● **Texte fourni**
Cine-Merville-Familia-plan-3-complet.jpg

Au Modern nous étions dans la même catégorie de places qu'au Familia. Une fois, maman s'est pris des résidus de confiseries sur la tête en provenance du balcon. A partir de ce jour là nos places attitrées étaient au premier rang du balcon, sur le bord de l'allée centrale ; à cause du strapontin. La première fois que nous y sommes allés j'étais content. Je me disais qu'à mon tour je pourrai jeter des pelures de cacahuètes sur la tête de ceux du dessous. Dès ma première tentative pour satisfaire ce nouveau plaisir, la vindicte de l'assemblée parentale tomba nette, précise et ferme. Il n'était pas question de devenir un imbécile comme ceux qui avaient souillé l'auguste crâne maternel. L'air renfrogné, frustré, je me tassais donc dans le fond de mon strapontin, si tant soit peu ces sièges précaires pouvaient avoir un fond permettant de s'y enfoncer.

● **Données extraites**
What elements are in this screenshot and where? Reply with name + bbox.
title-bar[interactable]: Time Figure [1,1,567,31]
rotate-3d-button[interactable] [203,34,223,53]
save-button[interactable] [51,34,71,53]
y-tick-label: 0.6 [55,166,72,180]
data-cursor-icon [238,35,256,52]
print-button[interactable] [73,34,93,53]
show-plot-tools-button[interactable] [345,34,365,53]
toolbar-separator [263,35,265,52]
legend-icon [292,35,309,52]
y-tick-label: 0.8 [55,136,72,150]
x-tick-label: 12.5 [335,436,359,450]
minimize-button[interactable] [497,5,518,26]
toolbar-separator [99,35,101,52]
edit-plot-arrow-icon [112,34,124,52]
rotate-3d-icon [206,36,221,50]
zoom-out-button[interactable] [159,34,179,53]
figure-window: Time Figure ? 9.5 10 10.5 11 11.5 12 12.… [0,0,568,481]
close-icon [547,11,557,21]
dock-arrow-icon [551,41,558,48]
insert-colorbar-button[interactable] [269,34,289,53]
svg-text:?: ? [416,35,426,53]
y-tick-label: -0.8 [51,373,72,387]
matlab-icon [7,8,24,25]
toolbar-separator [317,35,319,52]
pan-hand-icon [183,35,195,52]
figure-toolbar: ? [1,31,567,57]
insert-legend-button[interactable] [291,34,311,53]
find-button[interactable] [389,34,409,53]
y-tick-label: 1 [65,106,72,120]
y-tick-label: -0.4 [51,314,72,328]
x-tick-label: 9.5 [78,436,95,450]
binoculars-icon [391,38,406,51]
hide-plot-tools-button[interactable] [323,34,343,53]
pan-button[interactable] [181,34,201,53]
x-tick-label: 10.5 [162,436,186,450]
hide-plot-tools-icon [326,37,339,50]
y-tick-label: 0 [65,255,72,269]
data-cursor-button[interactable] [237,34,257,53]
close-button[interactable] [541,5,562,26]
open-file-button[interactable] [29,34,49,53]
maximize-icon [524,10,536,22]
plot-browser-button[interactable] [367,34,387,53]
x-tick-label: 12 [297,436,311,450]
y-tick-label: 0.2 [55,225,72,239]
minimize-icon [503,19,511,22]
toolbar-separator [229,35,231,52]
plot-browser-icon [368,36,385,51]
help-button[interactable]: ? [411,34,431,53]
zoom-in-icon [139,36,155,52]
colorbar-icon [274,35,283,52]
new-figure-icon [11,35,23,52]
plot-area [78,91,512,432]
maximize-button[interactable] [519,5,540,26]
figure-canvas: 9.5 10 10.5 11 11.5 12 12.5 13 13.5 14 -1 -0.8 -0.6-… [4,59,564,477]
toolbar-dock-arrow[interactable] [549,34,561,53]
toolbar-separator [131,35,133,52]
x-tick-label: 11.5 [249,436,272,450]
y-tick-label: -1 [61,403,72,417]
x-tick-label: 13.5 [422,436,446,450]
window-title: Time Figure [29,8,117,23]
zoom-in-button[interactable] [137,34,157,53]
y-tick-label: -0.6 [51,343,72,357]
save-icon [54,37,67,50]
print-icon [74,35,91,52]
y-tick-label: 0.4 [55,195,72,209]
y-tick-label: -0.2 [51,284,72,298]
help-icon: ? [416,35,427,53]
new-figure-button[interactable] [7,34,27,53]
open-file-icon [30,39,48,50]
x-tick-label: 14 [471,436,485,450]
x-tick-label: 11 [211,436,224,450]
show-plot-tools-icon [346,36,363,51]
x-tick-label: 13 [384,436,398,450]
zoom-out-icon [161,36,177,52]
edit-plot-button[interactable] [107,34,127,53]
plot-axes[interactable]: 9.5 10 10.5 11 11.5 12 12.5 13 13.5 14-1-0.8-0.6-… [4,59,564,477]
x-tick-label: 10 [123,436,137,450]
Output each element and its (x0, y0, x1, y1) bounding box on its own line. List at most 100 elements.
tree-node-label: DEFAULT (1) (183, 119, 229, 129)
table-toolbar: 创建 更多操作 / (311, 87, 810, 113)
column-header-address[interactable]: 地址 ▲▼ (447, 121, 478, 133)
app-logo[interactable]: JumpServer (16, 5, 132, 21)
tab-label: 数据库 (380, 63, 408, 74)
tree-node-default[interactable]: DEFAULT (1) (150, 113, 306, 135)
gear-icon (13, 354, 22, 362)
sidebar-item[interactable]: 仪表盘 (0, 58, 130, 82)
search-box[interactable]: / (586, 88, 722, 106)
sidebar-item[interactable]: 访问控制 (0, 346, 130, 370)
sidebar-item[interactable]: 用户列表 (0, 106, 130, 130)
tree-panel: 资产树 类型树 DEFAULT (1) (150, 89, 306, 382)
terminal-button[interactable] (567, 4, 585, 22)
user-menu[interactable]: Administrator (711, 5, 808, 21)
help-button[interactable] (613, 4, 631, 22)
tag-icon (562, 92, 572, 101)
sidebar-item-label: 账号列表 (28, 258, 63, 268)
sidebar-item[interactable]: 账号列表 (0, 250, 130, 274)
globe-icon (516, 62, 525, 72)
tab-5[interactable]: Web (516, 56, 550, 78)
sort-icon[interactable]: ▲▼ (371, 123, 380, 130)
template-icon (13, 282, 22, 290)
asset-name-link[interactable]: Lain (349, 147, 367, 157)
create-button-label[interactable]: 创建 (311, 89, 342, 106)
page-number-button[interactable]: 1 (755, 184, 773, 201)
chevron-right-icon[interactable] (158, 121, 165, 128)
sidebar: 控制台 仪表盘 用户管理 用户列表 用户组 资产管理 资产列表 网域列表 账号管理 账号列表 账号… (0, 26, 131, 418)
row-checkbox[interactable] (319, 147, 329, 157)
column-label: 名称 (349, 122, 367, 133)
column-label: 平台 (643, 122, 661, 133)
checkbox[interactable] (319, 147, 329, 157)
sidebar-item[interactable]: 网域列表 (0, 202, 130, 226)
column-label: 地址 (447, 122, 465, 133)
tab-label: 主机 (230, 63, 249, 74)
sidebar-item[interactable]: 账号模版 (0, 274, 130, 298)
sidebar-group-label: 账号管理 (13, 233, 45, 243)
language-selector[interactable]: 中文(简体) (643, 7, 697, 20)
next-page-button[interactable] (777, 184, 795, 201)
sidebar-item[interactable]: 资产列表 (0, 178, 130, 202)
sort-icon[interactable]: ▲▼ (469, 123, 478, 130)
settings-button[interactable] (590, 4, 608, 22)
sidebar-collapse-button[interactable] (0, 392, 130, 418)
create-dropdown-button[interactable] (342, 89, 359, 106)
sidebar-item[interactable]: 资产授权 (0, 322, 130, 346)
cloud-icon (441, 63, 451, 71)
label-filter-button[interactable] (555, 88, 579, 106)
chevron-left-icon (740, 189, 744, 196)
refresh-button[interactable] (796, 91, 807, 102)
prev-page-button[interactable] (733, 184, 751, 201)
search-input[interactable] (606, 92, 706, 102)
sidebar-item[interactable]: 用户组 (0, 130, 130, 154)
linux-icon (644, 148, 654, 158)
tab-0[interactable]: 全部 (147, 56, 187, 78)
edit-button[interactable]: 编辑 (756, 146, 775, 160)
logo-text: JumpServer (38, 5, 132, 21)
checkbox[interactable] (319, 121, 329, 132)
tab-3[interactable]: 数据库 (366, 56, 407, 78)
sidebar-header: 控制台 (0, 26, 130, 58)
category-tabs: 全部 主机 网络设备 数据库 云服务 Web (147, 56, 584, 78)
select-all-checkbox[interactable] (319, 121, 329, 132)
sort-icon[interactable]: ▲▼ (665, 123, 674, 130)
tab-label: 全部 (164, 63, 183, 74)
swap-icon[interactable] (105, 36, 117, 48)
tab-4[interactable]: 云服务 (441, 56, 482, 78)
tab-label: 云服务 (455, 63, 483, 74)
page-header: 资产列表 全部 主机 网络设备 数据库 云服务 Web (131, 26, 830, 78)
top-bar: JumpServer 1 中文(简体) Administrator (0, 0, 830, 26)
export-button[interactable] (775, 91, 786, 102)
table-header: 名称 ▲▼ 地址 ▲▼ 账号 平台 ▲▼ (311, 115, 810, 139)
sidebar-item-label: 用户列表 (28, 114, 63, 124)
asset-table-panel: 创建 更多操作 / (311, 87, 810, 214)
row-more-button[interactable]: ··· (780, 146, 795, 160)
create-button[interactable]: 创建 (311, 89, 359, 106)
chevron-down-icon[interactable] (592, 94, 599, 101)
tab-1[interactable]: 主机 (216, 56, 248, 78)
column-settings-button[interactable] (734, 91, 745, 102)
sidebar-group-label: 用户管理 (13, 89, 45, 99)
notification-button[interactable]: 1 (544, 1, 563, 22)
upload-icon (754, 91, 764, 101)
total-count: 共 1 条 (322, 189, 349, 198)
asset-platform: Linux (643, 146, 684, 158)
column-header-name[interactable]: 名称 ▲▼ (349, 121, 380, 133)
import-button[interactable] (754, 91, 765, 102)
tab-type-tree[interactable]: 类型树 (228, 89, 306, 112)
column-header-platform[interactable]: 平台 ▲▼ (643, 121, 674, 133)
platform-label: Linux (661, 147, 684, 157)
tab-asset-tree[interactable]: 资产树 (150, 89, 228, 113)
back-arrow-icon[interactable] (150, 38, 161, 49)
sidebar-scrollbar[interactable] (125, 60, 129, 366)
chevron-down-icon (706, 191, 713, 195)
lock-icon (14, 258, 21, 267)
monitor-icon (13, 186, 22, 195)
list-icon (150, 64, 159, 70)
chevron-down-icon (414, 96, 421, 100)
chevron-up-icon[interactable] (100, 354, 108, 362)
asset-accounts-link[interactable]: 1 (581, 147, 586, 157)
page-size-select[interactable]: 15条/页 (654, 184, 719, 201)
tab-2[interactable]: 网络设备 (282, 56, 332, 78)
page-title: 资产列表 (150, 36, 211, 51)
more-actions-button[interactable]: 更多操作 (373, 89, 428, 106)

● **Consigne**
Reprenez le récit des séances au cinéma Modern juste après sa dernière phrase.

● **Corrigé**
Quand les lumières s'éteignaient et que les premières images apparaissaient j'étais fasciné. Si par bonheur il s'agissait d'un film d'aventures et d'actions j'avais le regard scotché à l'écran. J'adorais Tarzan et son singe Chita, Davy Crocket, Robin des bois, Ivanhoé, le capitan, Dartagnan, Pardaillan, Hercule, Maciste. Il arrivait souvent que mes parents allaient voir des films pour adultes. Ils m'emmenaient quand même car ils n'avaient personne pour me garder ; et puis comme ma place ne coûtait pas cher. En ce temps là on était moins regardants pour ce qui est de suivre les règles. Mais là, quelquefois, je m'ennuyais. Je me souviens particulièrement de « la princesse de Clève » avec Marina Vlady, très jolie au demeurant, mais je n'était pas encore sensible à ce genre de beautés. Je pensais que c'était un film de capes et d'épées comme « les trois mousquetaires » ou « le bossu ». Ah Jean Marais ! J'adorais Jean Marais. Je me disais « dommage qu'il ne joue pas dans la princesse de Clève, le film aurait été autrement. Je me souviens aussi d'un film avec Robert Hossein. Je m'ennuyais tellement que je demandais sans arrêt à mon père quand ce serait fini. Mais je me réconciliait plus tard avec ce grand artiste grâce à Angélique, la marquise des anges ; réconciliation confortée par sa version des « Misérables ».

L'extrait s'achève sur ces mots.